- _Extracted records_:
'''

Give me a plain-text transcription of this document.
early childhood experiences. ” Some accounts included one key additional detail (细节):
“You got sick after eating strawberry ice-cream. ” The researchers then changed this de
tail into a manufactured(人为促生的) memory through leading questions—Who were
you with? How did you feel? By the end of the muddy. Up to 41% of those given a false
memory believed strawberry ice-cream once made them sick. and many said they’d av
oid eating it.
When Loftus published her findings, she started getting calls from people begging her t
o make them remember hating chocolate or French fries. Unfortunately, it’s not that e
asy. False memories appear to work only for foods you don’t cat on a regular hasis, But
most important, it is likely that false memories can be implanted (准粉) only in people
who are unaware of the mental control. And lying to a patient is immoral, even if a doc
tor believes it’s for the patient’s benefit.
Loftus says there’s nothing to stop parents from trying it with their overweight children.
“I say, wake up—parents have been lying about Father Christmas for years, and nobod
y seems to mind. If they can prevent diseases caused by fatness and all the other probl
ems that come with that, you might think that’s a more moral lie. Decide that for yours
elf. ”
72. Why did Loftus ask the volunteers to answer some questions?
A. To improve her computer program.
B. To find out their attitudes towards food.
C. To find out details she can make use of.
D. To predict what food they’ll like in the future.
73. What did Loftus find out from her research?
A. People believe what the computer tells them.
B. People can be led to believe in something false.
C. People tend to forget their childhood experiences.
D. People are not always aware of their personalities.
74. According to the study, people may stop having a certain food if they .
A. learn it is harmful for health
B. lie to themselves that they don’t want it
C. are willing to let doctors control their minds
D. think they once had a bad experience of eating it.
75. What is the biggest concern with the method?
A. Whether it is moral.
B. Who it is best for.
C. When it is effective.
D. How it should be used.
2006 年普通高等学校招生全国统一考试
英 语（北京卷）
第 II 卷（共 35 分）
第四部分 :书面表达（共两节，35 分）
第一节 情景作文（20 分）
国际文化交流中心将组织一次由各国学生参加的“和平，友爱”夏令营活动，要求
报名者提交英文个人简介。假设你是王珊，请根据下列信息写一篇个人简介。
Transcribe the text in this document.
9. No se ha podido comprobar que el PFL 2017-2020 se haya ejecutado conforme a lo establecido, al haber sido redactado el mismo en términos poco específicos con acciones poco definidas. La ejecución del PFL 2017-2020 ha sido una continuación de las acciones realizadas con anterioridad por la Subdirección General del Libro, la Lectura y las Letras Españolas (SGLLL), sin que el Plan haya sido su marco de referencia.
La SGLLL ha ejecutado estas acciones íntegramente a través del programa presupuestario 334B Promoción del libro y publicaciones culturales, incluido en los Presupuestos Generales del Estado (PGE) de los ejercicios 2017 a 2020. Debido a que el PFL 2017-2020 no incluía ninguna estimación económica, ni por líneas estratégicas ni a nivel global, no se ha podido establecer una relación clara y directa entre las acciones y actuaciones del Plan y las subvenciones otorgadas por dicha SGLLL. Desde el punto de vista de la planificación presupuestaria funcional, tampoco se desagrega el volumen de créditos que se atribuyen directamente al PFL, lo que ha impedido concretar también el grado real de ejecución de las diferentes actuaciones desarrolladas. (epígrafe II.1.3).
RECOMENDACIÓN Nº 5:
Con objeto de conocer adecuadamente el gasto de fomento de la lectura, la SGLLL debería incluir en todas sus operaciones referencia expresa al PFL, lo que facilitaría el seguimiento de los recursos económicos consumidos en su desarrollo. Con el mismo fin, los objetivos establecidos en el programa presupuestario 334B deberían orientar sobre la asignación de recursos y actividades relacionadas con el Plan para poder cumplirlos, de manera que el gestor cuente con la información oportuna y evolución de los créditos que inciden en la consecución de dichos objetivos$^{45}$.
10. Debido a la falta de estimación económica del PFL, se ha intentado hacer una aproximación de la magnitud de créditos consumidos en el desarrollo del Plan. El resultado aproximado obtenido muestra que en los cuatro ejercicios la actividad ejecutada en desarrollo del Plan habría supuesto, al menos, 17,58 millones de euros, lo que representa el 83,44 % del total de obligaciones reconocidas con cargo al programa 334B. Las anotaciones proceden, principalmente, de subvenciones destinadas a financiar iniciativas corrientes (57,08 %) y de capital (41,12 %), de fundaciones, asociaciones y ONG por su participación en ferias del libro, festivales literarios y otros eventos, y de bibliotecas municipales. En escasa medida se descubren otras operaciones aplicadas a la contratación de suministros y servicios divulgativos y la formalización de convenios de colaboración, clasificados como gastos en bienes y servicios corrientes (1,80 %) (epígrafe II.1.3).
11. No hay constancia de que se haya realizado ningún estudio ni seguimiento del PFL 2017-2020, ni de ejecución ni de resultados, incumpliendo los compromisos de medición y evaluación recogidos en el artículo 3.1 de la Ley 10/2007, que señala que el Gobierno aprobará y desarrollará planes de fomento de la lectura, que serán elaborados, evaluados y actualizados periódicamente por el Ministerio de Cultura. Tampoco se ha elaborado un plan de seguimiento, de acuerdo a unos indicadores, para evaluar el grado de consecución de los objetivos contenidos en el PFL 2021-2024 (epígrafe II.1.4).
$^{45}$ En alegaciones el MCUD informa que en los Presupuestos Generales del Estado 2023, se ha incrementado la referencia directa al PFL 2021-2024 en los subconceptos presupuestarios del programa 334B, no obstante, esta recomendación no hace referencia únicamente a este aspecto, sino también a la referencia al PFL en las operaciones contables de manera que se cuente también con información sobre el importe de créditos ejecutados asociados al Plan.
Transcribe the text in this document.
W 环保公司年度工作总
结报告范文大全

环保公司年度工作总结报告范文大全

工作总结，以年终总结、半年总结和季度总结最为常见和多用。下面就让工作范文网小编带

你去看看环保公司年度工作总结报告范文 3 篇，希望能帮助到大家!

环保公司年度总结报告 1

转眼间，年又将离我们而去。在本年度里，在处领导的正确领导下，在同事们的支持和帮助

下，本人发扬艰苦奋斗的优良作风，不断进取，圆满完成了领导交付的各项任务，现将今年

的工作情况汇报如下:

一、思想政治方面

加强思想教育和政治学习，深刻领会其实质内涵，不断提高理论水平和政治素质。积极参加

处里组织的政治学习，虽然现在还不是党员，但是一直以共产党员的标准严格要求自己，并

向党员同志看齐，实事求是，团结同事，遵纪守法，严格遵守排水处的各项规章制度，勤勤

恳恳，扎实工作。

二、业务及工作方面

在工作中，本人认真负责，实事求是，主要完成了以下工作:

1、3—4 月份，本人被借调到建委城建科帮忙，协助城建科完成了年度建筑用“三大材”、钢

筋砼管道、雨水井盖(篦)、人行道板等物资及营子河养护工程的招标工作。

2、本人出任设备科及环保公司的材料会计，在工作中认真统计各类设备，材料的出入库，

'''

- _SET TASK_: Output all of the data again. Match it exactly.

- _SOLUTION BELOW_:
Give me a plain-text transcription of this document.
early childhood experiences. ” Some accounts included one key additional detail (细节):
“You got sick after eating strawberry ice-cream. ” The researchers then changed this de
tail into a manufactured(人为促生的) memory through leading questions—Who were
you with? How did you feel? By the end of the muddy. Up to 41% of those given a false
memory believed strawberry ice-cream once made them sick. and many said they’d av
oid eating it.
When Loftus published her findings, she started getting calls from people begging her t
o make them remember hating chocolate or French fries. Unfortunately, it’s not that e
asy. False memories appear to work only for foods you don’t cat on a regular hasis, But
most important, it is likely that false memories can be implanted (准粉) only in people
who are unaware of the mental control. And lying to a patient is immoral, even if a doc
tor believes it’s for the patient’s benefit.
Loftus says there’s nothing to stop parents from trying it with their overweight children.
“I say, wake up—parents have been lying about Father Christmas for years, and nobod
y seems to mind. If they can prevent diseases caused by fatness and all the other probl
ems that come with that, you might think that’s a more moral lie. Decide that for yours
elf. ”
72. Why did Loftus ask the volunteers to answer some questions?
A. To improve her computer program.
B. To find out their attitudes towards food.
C. To find out details she can make use of.
D. To predict what food they’ll like in the future.
73. What did Loftus find out from her research?
A. People believe what the computer tells them.
B. People can be led to believe in something false.
C. People tend to forget their childhood experiences.
D. People are not always aware of their personalities.
74. According to the study, people may stop having a certain food if they .
A. learn it is harmful for health
B. lie to themselves that they don’t want it
C. are willing to let doctors control their minds
D. think they once had a bad experience of eating it.
75. What is the biggest concern with the method?
A. Whether it is moral.
B. Who it is best for.
C. When it is effective.
D. How it should be used.
2006 年普通高等学校招生全国统一考试
英 语（北京卷）
第 II 卷（共 35 分）
第四部分 :书面表达（共两节，35 分）
第一节 情景作文（20 分）
国际文化交流中心将组织一次由各国学生参加的“和平，友爱”夏令营活动，要求
报名者提交英文个人简介。假设你是王珊，请根据下列信息写一篇个人简介。
Transcribe the text in this document.
9. No se ha podido comprobar que el PFL 2017-2020 se haya ejecutado conforme a lo establecido, al haber sido redactado el mismo en términos poco específicos con acciones poco definidas. La ejecución del PFL 2017-2020 ha sido una continuación de las acciones realizadas con anterioridad por la Subdirección General del Libro, la Lectura y las Letras Españolas (SGLLL), sin que el Plan haya sido su marco de referencia.
La SGLLL ha ejecutado estas acciones íntegramente a través del programa presupuestario 334B Promoción del libro y publicaciones culturales, incluido en los Presupuestos Generales del Estado (PGE) de los ejercicios 2017 a 2020. Debido a que el PFL 2017-2020 no incluía ninguna estimación económica, ni por líneas estratégicas ni a nivel global, no se ha podido establecer una relación clara y directa entre las acciones y actuaciones del Plan y las subvenciones otorgadas por dicha SGLLL. Desde el punto de vista de la planificación presupuestaria funcional, tampoco se desagrega el volumen de créditos que se atribuyen directamente al PFL, lo que ha impedido concretar también el grado real de ejecución de las diferentes actuaciones desarrolladas. (epígrafe II.1.3).
RECOMENDACIÓN Nº 5:
Con objeto de conocer adecuadamente el gasto de fomento de la lectura, la SGLLL debería incluir en todas sus operaciones referencia expresa al PFL, lo que facilitaría el seguimiento de los recursos económicos consumidos en su desarrollo. Con el mismo fin, los objetivos establecidos en el programa presupuestario 334B deberían orientar sobre la asignación de recursos y actividades relacionadas con el Plan para poder cumplirlos, de manera que el gestor cuente con la información oportuna y evolución de los créditos que inciden en la consecución de dichos objetivos$^{45}$.
10. Debido a la falta de estimación económica del PFL, se ha intentado hacer una aproximación de la magnitud de créditos consumidos en el desarrollo del Plan. El resultado aproximado obtenido muestra que en los cuatro ejercicios la actividad ejecutada en desarrollo del Plan habría supuesto, al menos, 17,58 millones de euros, lo que representa el 83,44 % del total de obligaciones reconocidas con cargo al programa 334B. Las anotaciones proceden, principalmente, de subvenciones destinadas a financiar iniciativas corrientes (57,08 %) y de capital (41,12 %), de fundaciones, asociaciones y ONG por su participación en ferias del libro, festivales literarios y otros eventos, y de bibliotecas municipales. En escasa medida se descubren otras operaciones aplicadas a la contratación de suministros y servicios divulgativos y la formalización de convenios de colaboración, clasificados como gastos en bienes y servicios corrientes (1,80 %) (epígrafe II.1.3).
11. No hay constancia de que se haya realizado ningún estudio ni seguimiento del PFL 2017-2020, ni de ejecución ni de resultados, incumpliendo los compromisos de medición y evaluación recogidos en el artículo 3.1 de la Ley 10/2007, que señala que el Gobierno aprobará y desarrollará planes de fomento de la lectura, que serán elaborados, evaluados y actualizados periódicamente por el Ministerio de Cultura. Tampoco se ha elaborado un plan de seguimiento, de acuerdo a unos indicadores, para evaluar el grado de consecución de los objetivos contenidos en el PFL 2021-2024 (epígrafe II.1.4).
$^{45}$ En alegaciones el MCUD informa que en los Presupuestos Generales del Estado 2023, se ha incrementado la referencia directa al PFL 2021-2024 en los subconceptos presupuestarios del programa 334B, no obstante, esta recomendación no hace referencia únicamente a este aspecto, sino también a la referencia al PFL en las operaciones contables de manera que se cuente también con información sobre el importe de créditos ejecutados asociados al Plan.
Transcribe the text in this document.
W 环保公司年度工作总
结报告范文大全

环保公司年度工作总结报告范文大全

工作总结，以年终总结、半年总结和季度总结最为常见和多用。下面就让工作范文网小编带

你去看看环保公司年度工作总结报告范文 3 篇，希望能帮助到大家!

环保公司年度总结报告 1

转眼间，年又将离我们而去。在本年度里，在处领导的正确领导下，在同事们的支持和帮助

下，本人发扬艰苦奋斗的优良作风，不断进取，圆满完成了领导交付的各项任务，现将今年

的工作情况汇报如下:

一、思想政治方面

加强思想教育和政治学习，深刻领会其实质内涵，不断提高理论水平和政治素质。积极参加

处里组织的政治学习，虽然现在还不是党员，但是一直以共产党员的标准严格要求自己，并

向党员同志看齐，实事求是，团结同事，遵纪守法，严格遵守排水处的各项规章制度，勤勤

恳恳，扎实工作。

二、业务及工作方面

在工作中，本人认真负责，实事求是，主要完成了以下工作:

1、3—4 月份，本人被借调到建委城建科帮忙，协助城建科完成了年度建筑用“三大材”、钢

筋砼管道、雨水井盖(篦)、人行道板等物资及营子河养护工程的招标工作。

2、本人出任设备科及环保公司的材料会计，在工作中认真统计各类设备，材料的出入库，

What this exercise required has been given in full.